- [PASSAGE GIVEN]
* * * * *
In other hotly contested primaries Tuesday night, a Democratic establishment pick and a Tea Party favorite sailed to victory Tuesday in high-stakes primary contests brimming with big-name endorsements.
In Colorado's Senate primary, one of the most closely watched races, President Obama's pick, Michael Bennet, withstood a bruising primary challenge from Andrew Romanoff, the former state house speaker who was endorsed by former President Bill Clinton.
Palin's last-minute campaign trip to Georgia Monday to lift Handel proved unsuccessful as the former Georgia secretary of state conceded defeat after a bitter battle for the Republican Senate candidacy.
"As of this morning, we are four-tenths of a percentage point behind Nathan Deal with absentee ballots and overseas military votes yet to be counted. We certainly have the option of requesting the automatic statewide recount.But we are not going to do that," Handel said in a statement today. "The best thing for our party is to rally around Congressman Deal as our nominee in the fight against Roy Barnes."
Deal had the backing of the NRA and some other potential 2012 presidential candidates in Mike Huckabee and Newt Gingrich, both of whom campaigned for him.
Democrat Bennet emerged as the decisive victor in the primary for his seat. The former businessman was the White House's favored candidate even though he was appointed to the Senate and had never seen his name on an election ballot before Tuesday night.
Clinton, who knows Romanoff personally, did not actively campaign in Colorado but recorded a last-minute robo-call for Romanoff.
Republicans are likely to target Obama's endorsement for Bennet in the November elections, as well as his votes for the $787 billion stimulus package and the controversial health care bill.
"I think we're going to unify the Democrats because we've got a positive message," Bennet said on "Good Morning America" today. "The Republican talking points are just not going to get us where we need to be."
But Bennet wouldn't say if he would continue to seek Obama's support in the coming months, saying his campaign will "have to give it some thought."
"We'll obviously have to do what's right for the campaign. ... We appreciate his help," he said. "We'll see what happens between now and November."
On the Republican side in Colorado, Ken Buck, a county attorney, defeated Jane Norton, the former lieutenant governor.
Buck had the nod of strict conservative Sen. Jim DeMint, R-S.C., and Norton had gotten praise but no endorsement from Palin. Norton also campaigned with Sen. John McCain, R-Ariz., the 2008 Republican presidential nominee.
* * * * *
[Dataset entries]
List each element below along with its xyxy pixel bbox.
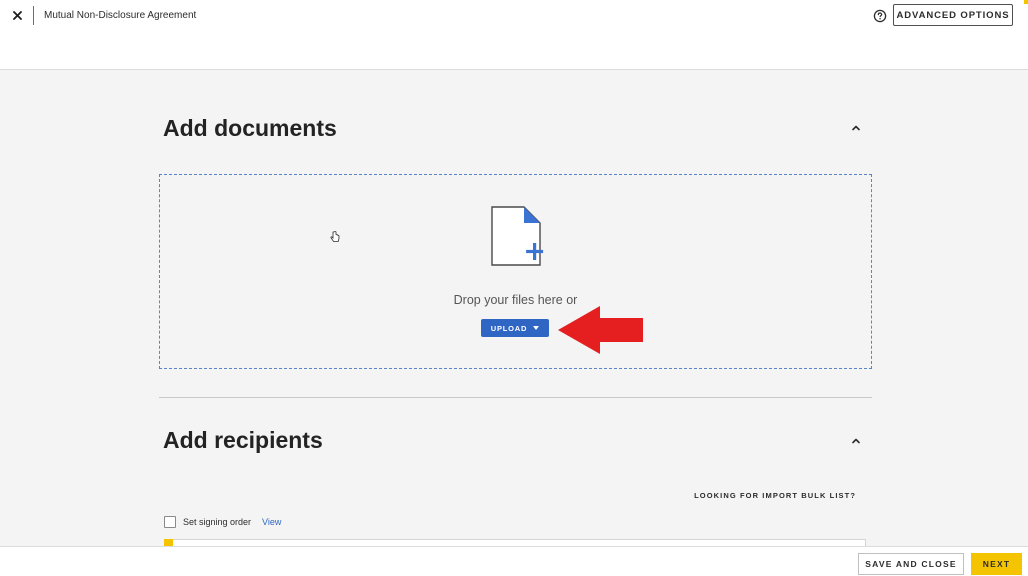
help-icon[interactable]: [873, 9, 887, 23]
document-title: Mutual Non-Disclosure Agreement: [44, 10, 197, 21]
signing-order-label: Set signing order: [183, 517, 252, 527]
add-recipients-title: Add recipients: [163, 427, 323, 453]
signing-order-checkbox[interactable]: [164, 516, 176, 528]
drop-files-text: Drop your files here or: [453, 293, 578, 307]
advanced-options-button[interactable]: ADVANCED OPTIONS: [893, 4, 1013, 26]
import-bulk-list-link[interactable]: LOOKING FOR IMPORT BULK LIST?: [690, 491, 856, 500]
next-button[interactable]: NEXT: [971, 553, 1022, 575]
hand-cursor-icon: [330, 231, 340, 242]
file-drop-zone[interactable]: Drop your files here or UPLOAD: [159, 174, 872, 369]
top-header: Mutual Non-Disclosure Agreement ADVANCED…: [0, 0, 1028, 70]
footer-bar: SAVE AND CLOSE NEXT: [0, 546, 1028, 576]
close-icon: [12, 10, 22, 20]
collapse-documents-chevron-up-icon[interactable]: [850, 122, 862, 134]
section-divider: [159, 397, 872, 398]
red-arrow-icon: [558, 306, 643, 354]
caret-down-icon: [533, 326, 540, 330]
upload-button-label: UPLOAD: [490, 323, 528, 333]
header-divider: [33, 6, 34, 25]
corner-accent: [1024, 0, 1028, 4]
add-documents-title: Add documents: [163, 115, 337, 141]
close-button[interactable]: [8, 6, 26, 24]
save-and-close-button[interactable]: SAVE AND CLOSE: [858, 553, 964, 575]
collapse-recipients-chevron-up-icon[interactable]: [850, 435, 862, 447]
file-add-icon: [491, 206, 544, 266]
view-link[interactable]: View: [262, 517, 281, 527]
upload-button[interactable]: UPLOAD: [481, 319, 549, 337]
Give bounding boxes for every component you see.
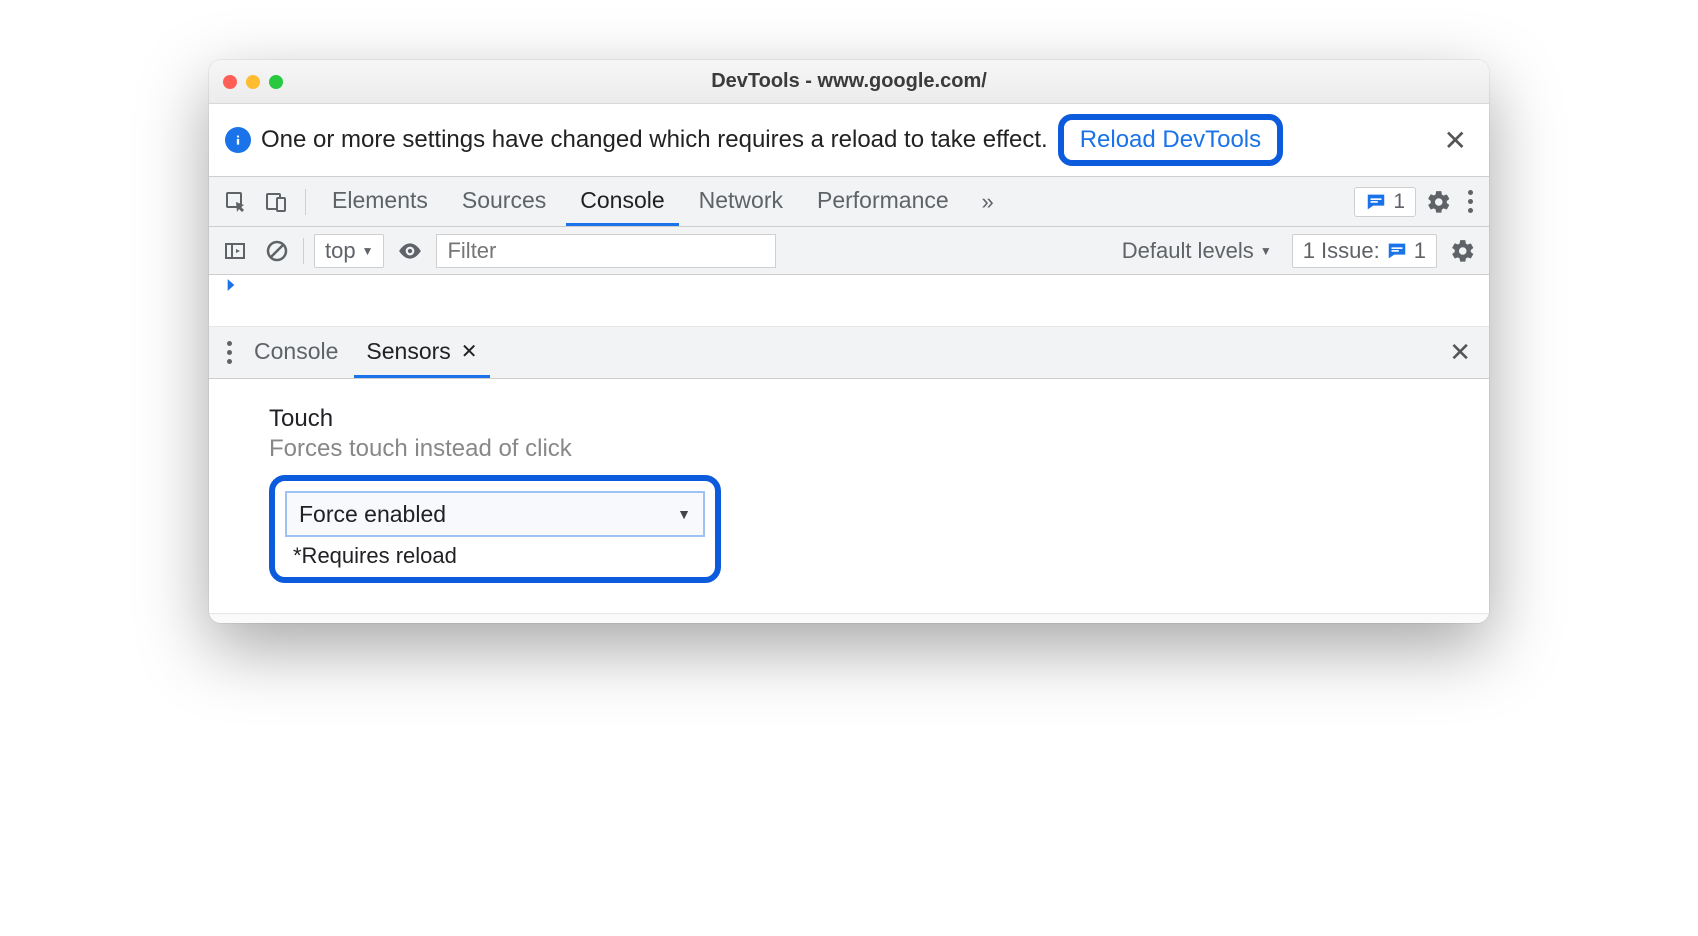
minimize-window-button[interactable]	[246, 75, 260, 89]
console-settings-icon[interactable]	[1447, 235, 1479, 267]
tab-performance[interactable]: Performance	[803, 177, 963, 226]
tab-sources[interactable]: Sources	[448, 177, 560, 226]
reload-infobar: One or more settings have changed which …	[209, 104, 1489, 177]
console-filterbar: top ▼ Default levels ▼ 1 Issue: 1	[209, 227, 1489, 275]
requires-reload-note: *Requires reload	[285, 543, 705, 569]
message-icon	[1365, 191, 1387, 213]
live-expression-icon[interactable]	[394, 235, 426, 267]
settings-icon[interactable]	[1422, 185, 1456, 219]
drawer-tab-console[interactable]: Console	[242, 327, 350, 378]
message-icon	[1386, 240, 1408, 262]
inspect-icon[interactable]	[219, 185, 253, 219]
info-icon	[225, 127, 251, 153]
reload-devtools-button[interactable]: Reload DevTools	[1058, 114, 1283, 166]
dropdown-caret-icon: ▼	[677, 506, 691, 522]
touch-highlight: Force enabled ▼ *Requires reload	[269, 475, 721, 583]
close-tab-icon[interactable]: ✕	[461, 339, 478, 364]
infobar-message: One or more settings have changed which …	[261, 126, 1048, 154]
tab-network[interactable]: Network	[685, 177, 797, 226]
console-output-area	[209, 275, 1489, 327]
device-toolbar-icon[interactable]	[259, 185, 293, 219]
tab-console[interactable]: Console	[566, 177, 678, 226]
log-levels-selector[interactable]: Default levels ▼	[1112, 235, 1282, 267]
filter-input[interactable]	[436, 234, 776, 268]
window-controls	[223, 75, 283, 89]
close-infobar-button[interactable]: ✕	[1438, 124, 1473, 157]
toggle-sidebar-icon[interactable]	[219, 235, 251, 267]
drawer-tabbar: Console Sensors ✕ ✕	[209, 327, 1489, 379]
titlebar: DevTools - www.google.com/	[209, 60, 1489, 104]
issues-pill[interactable]: 1 Issue: 1	[1292, 234, 1437, 268]
touch-description: Forces touch instead of click	[269, 435, 1465, 463]
main-menu-button[interactable]	[1462, 184, 1479, 219]
tab-elements[interactable]: Elements	[318, 177, 442, 226]
touch-select[interactable]: Force enabled ▼	[285, 491, 705, 537]
issues-badge[interactable]: 1	[1354, 187, 1416, 217]
zoom-window-button[interactable]	[269, 75, 283, 89]
touch-select-value: Force enabled	[299, 501, 446, 528]
close-window-button[interactable]	[223, 75, 237, 89]
context-selector[interactable]: top ▼	[314, 234, 384, 268]
prompt-chevron-icon	[221, 275, 241, 295]
sensors-panel: Touch Forces touch instead of click Forc…	[209, 379, 1489, 613]
clear-console-icon[interactable]	[261, 235, 293, 267]
issues-count: 1	[1393, 190, 1405, 214]
drawer-tab-sensors[interactable]: Sensors ✕	[354, 327, 489, 378]
devtools-window: DevTools - www.google.com/ One or more s…	[209, 60, 1489, 623]
window-title: DevTools - www.google.com/	[209, 70, 1489, 93]
close-drawer-button[interactable]: ✕	[1443, 337, 1477, 368]
main-tabbar: Elements Sources Console Network Perform…	[209, 177, 1489, 227]
more-tabs-button[interactable]: »	[969, 185, 1003, 219]
drawer-menu-button[interactable]	[221, 335, 238, 370]
touch-label: Touch	[269, 405, 1465, 433]
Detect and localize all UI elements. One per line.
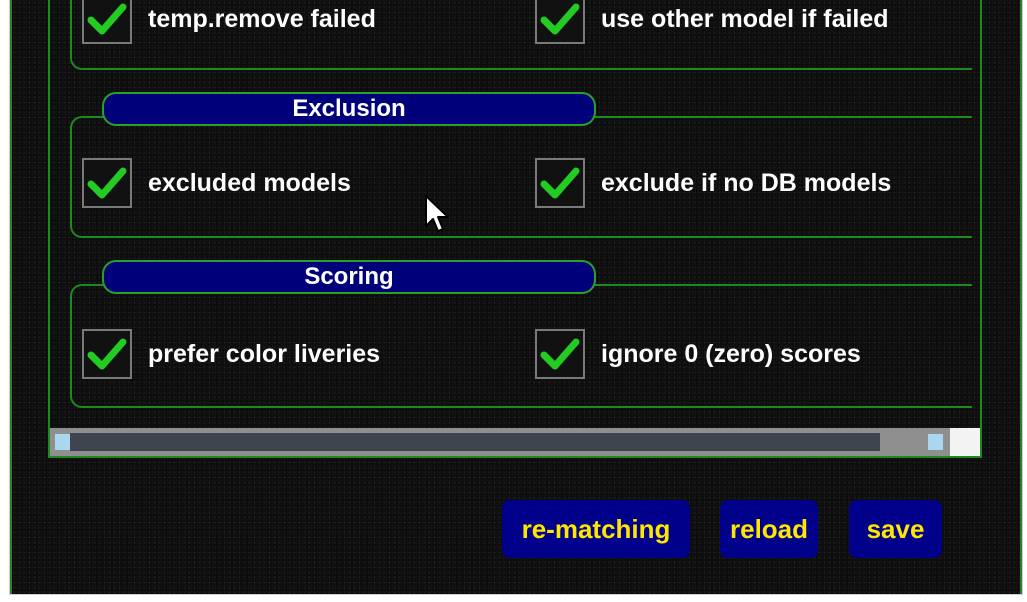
group-exclusion: Exclusion excluded models exclude if no …	[70, 92, 972, 238]
checkbox-excluded-models[interactable]	[82, 158, 132, 208]
checkbox-exclude-no-db[interactable]	[535, 158, 585, 208]
exclusion-legend: Exclusion	[102, 92, 596, 126]
option-temp-remove-failed[interactable]: temp.remove failed	[82, 0, 376, 44]
settings-window: temp.remove failed use other model if fa…	[10, 0, 1022, 594]
save-button[interactable]: save	[849, 500, 942, 558]
scroll-left-button[interactable]	[55, 434, 70, 450]
label-excluded-models: excluded models	[148, 168, 351, 197]
checkbox-temp-remove-failed[interactable]	[82, 0, 132, 44]
checkmark-icon	[540, 338, 580, 370]
group-scoring: Scoring prefer color liveries ignore 0 (…	[70, 260, 972, 408]
checkmark-icon	[87, 167, 127, 199]
label-temp-remove-failed: temp.remove failed	[148, 4, 376, 33]
options-scroll-area[interactable]: temp.remove failed use other model if fa…	[48, 0, 982, 458]
checkmark-icon	[540, 3, 580, 35]
option-exclude-no-db[interactable]: exclude if no DB models	[535, 158, 891, 208]
horizontal-scroll-thumb[interactable]	[70, 433, 880, 451]
checkbox-prefer-color-liveries[interactable]	[82, 329, 132, 379]
checkbox-ignore-zero-scores[interactable]	[535, 329, 585, 379]
option-ignore-zero-scores[interactable]: ignore 0 (zero) scores	[535, 329, 861, 379]
scrollbar-corner	[950, 428, 980, 456]
label-use-other-model: use other model if failed	[601, 4, 889, 33]
label-prefer-color-liveries: prefer color liveries	[148, 339, 381, 368]
reload-button[interactable]: reload	[720, 500, 818, 558]
mouse-cursor-icon	[425, 195, 449, 232]
option-use-other-model[interactable]: use other model if failed	[535, 0, 889, 44]
rematching-button[interactable]: re-matching	[502, 500, 690, 558]
checkmark-icon	[87, 3, 127, 35]
scoring-legend: Scoring	[102, 260, 596, 294]
scroll-right-button[interactable]	[928, 434, 943, 450]
group-failure-handling: temp.remove failed use other model if fa…	[70, 0, 972, 70]
option-prefer-color-liveries[interactable]: prefer color liveries	[82, 329, 380, 379]
checkmark-icon	[540, 167, 580, 199]
checkmark-icon	[87, 338, 127, 370]
horizontal-scrollbar[interactable]	[50, 428, 950, 456]
option-excluded-models[interactable]: excluded models	[82, 158, 351, 208]
label-exclude-no-db: exclude if no DB models	[601, 168, 892, 197]
checkbox-use-other-model[interactable]	[535, 0, 585, 44]
label-ignore-zero-scores: ignore 0 (zero) scores	[601, 339, 861, 368]
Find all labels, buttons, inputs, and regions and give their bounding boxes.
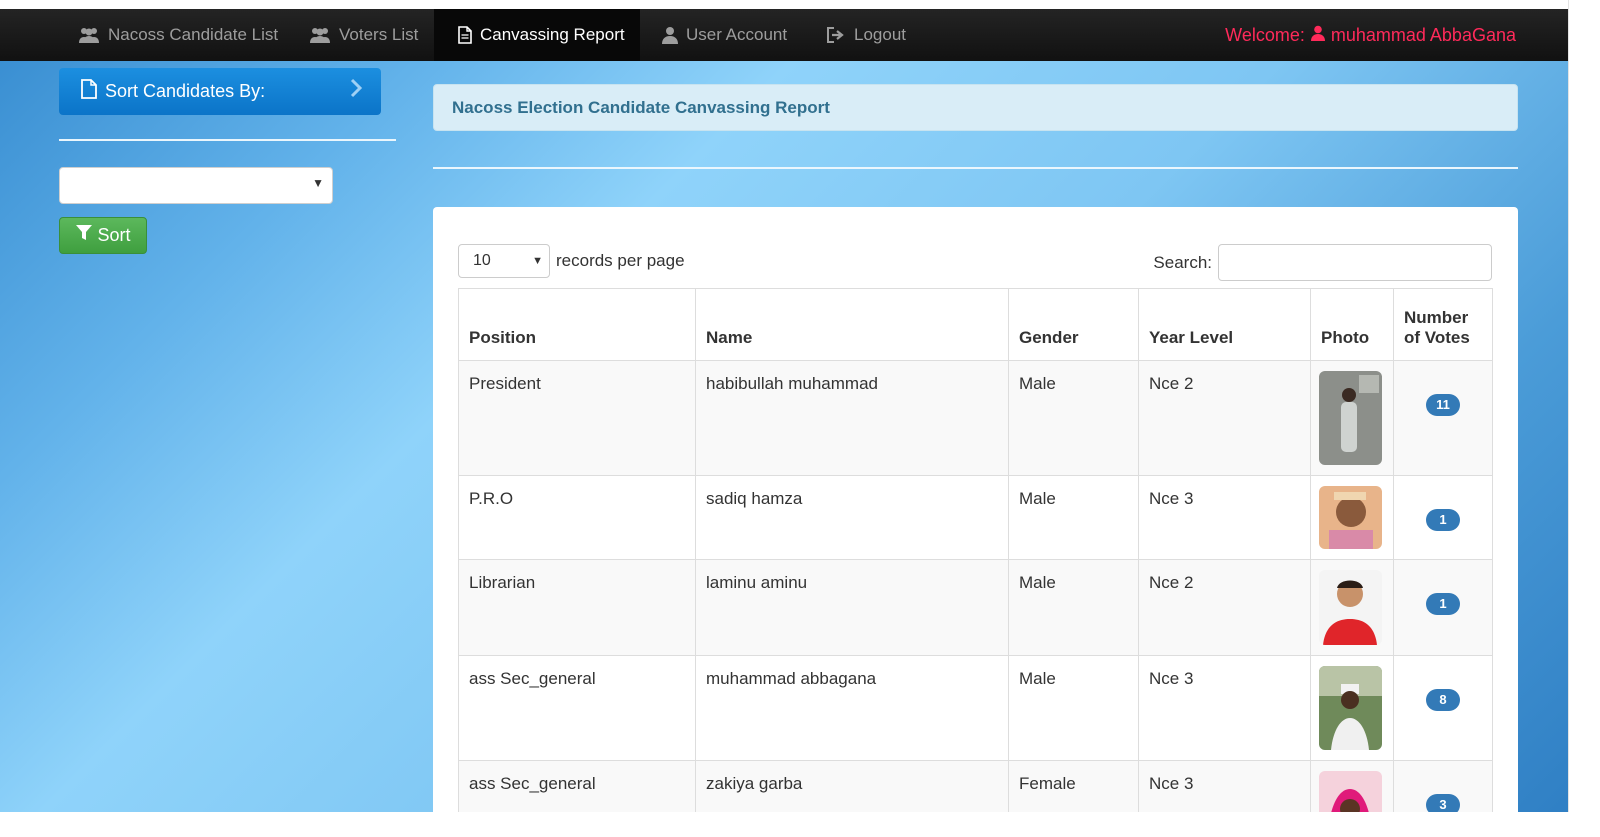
sort-button-label: Sort [97, 225, 131, 245]
nav-candidate-list[interactable]: Nacoss Candidate List [78, 9, 278, 61]
cell-gender: Male [1008, 475, 1139, 560]
sort-select[interactable]: ▼ [59, 167, 333, 204]
report-title: Nacoss Election Candidate Canvassing Rep… [452, 98, 830, 117]
caret-down-icon: ▼ [312, 176, 324, 190]
column-header-votes[interactable]: Number of Votes [1393, 288, 1493, 361]
table-header-row: Position Name Gender Year Level Photo Nu… [458, 288, 1493, 361]
sort-candidates-label: Sort Candidates By: [105, 81, 266, 101]
nav-voters-list[interactable]: Voters List [309, 9, 418, 61]
table-row: Librarian laminu aminu Male Nce 2 1 [458, 559, 1493, 656]
logout-icon [826, 26, 846, 44]
search-input[interactable] [1218, 244, 1492, 281]
cell-name: laminu aminu [695, 559, 1009, 656]
cell-year-level: Nce 3 [1138, 475, 1311, 560]
cell-name: zakiya garba [695, 760, 1009, 817]
file-icon [81, 79, 97, 104]
candidate-photo [1319, 371, 1382, 465]
sort-candidates-heading[interactable]: Sort Candidates By: [59, 68, 381, 115]
cell-votes: 3 [1393, 760, 1493, 817]
table-row: President habibullah muhammad Male Nce 2… [458, 360, 1493, 476]
cell-gender: Male [1008, 655, 1139, 761]
cell-position: President [458, 360, 696, 476]
cell-year-level: Nce 2 [1138, 360, 1311, 476]
column-header-year-level[interactable]: Year Level [1138, 288, 1311, 361]
cell-year-level: Nce 3 [1138, 655, 1311, 761]
cell-photo [1310, 760, 1394, 817]
nav-canvassing-report[interactable]: Canvassing Report [434, 9, 640, 61]
cell-gender: Male [1008, 360, 1139, 476]
nav-logout-label: Logout [854, 25, 906, 44]
column-header-position[interactable]: Position [458, 288, 696, 361]
nav-user-account[interactable]: User Account [662, 9, 787, 61]
cell-position: ass Sec_general [458, 760, 696, 817]
candidates-table: Position Name Gender Year Level Photo Nu… [458, 288, 1493, 817]
cell-position: Librarian [458, 559, 696, 656]
column-header-gender[interactable]: Gender [1008, 288, 1139, 361]
records-per-page-value: 10 [473, 252, 491, 269]
nav-logout[interactable]: Logout [826, 9, 906, 61]
cell-photo [1310, 475, 1394, 560]
cell-name: muhammad abbagana [695, 655, 1009, 761]
file-icon [458, 26, 472, 44]
welcome-prefix: Welcome: [1225, 25, 1305, 45]
users-icon [78, 26, 100, 44]
cell-year-level: Nce 2 [1138, 559, 1311, 656]
page-bottom-edge [0, 812, 1600, 837]
caret-down-icon: ▼ [532, 255, 543, 267]
table-row: ass Sec_general muhammad abbagana Male N… [458, 655, 1493, 761]
top-navbar: Nacoss Candidate List Voters List Canvas… [0, 9, 1568, 61]
cell-votes: 1 [1393, 475, 1493, 560]
nav-voters-list-label: Voters List [339, 25, 419, 44]
cell-photo [1310, 360, 1394, 476]
cell-year-level: Nce 3 [1138, 760, 1311, 817]
sort-button[interactable]: Sort [59, 217, 147, 254]
welcome-message: Welcome: muhammad AbbaGana [1225, 9, 1516, 61]
cell-votes: 8 [1393, 655, 1493, 761]
nav-candidate-list-label: Nacoss Candidate List [108, 25, 279, 44]
report-card: 10 ▼ records per page Search: Position N… [433, 207, 1518, 817]
cell-photo [1310, 655, 1394, 761]
cell-position: ass Sec_general [458, 655, 696, 761]
filter-icon [75, 224, 93, 247]
records-per-page-label: records per page [556, 251, 685, 270]
search-label: Search: [1153, 252, 1212, 272]
user-icon [662, 26, 678, 44]
welcome-username: muhammad AbbaGana [1330, 25, 1516, 45]
cell-position: P.R.O [458, 475, 696, 560]
table-row: ass Sec_general zakiya garba Female Nce … [458, 760, 1493, 817]
votes-badge: 1 [1426, 593, 1460, 615]
cell-name: sadiq hamza [695, 475, 1009, 560]
report-title-panel: Nacoss Election Candidate Canvassing Rep… [433, 84, 1518, 131]
search-control: Search: [1153, 244, 1492, 281]
content-divider [433, 167, 1518, 169]
votes-badge: 8 [1426, 689, 1460, 711]
table-row: P.R.O sadiq hamza Male Nce 3 1 [458, 475, 1493, 560]
cell-votes: 1 [1393, 559, 1493, 656]
candidate-photo [1319, 771, 1382, 817]
users-icon [309, 26, 331, 44]
sidebar-divider [59, 139, 396, 141]
scrollbar-gutter [1568, 0, 1600, 837]
candidate-photo [1319, 486, 1382, 549]
nav-canvassing-report-label: Canvassing Report [480, 25, 625, 44]
column-header-name[interactable]: Name [695, 288, 1009, 361]
records-per-page-control: 10 ▼ records per page [458, 244, 685, 278]
cell-name: habibullah muhammad [695, 360, 1009, 476]
candidate-photo [1319, 570, 1382, 645]
nav-user-account-label: User Account [686, 25, 788, 44]
cell-photo [1310, 559, 1394, 656]
cell-votes: 11 [1393, 360, 1493, 476]
records-per-page-select[interactable]: 10 ▼ [458, 244, 550, 278]
votes-badge: 11 [1426, 394, 1460, 416]
user-icon [1310, 10, 1325, 60]
cell-gender: Female [1008, 760, 1139, 817]
votes-badge: 1 [1426, 509, 1460, 531]
chevron-right-icon [349, 78, 363, 103]
candidate-photo [1319, 666, 1382, 750]
cell-gender: Male [1008, 559, 1139, 656]
column-header-photo[interactable]: Photo [1310, 288, 1394, 361]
* * * * *
- [EXERCISE REQUIREMENTS]
[a] In the article on Tuesday's primaries, whom did Ken Buck defeat in Colorado's Republican Senate primary?
[b] Proceed with the article on Tuesday's primaries, picking up right after its final sentence.

- [OUTPUTS]
[a] Jane Norton, the former lieutenant governor.

[b]
Buck, a Tea Party favorite, is seen by some as a gaffe-prone sound-bite machine. He was blasted by his critics for saying that people should vote for him because, "I do not wear high heels."
"It's not easy to love a candidate that has a cowboy boot in his mouth," Buck joked at the time.
How Buck fares in November will present a test for the Tea Party supporters, which helped build Buck's grassroots momentum.
In the Colorado governor's race, the real tests will come in November. Former Republican Rep. Tom Tancredo, a firebrand in the anti-illegal immigration movement, left his party to join the small-time American Constitution Party.
Should he stay in the race, his presence could give aid to Democrats, especially with the deeply flawed Republican candidate Scott McInnis, who has been accused of plagiarism, also running.
Connecticut: Linda McMahon Gets GOP Senate Nod
In the race for the Republican Senate nomination in Connecticut, McMahon, who spent nearly $25 million of her own money on the primary, was well ahead of former Rep. Rob Simmons and Peter Schiff.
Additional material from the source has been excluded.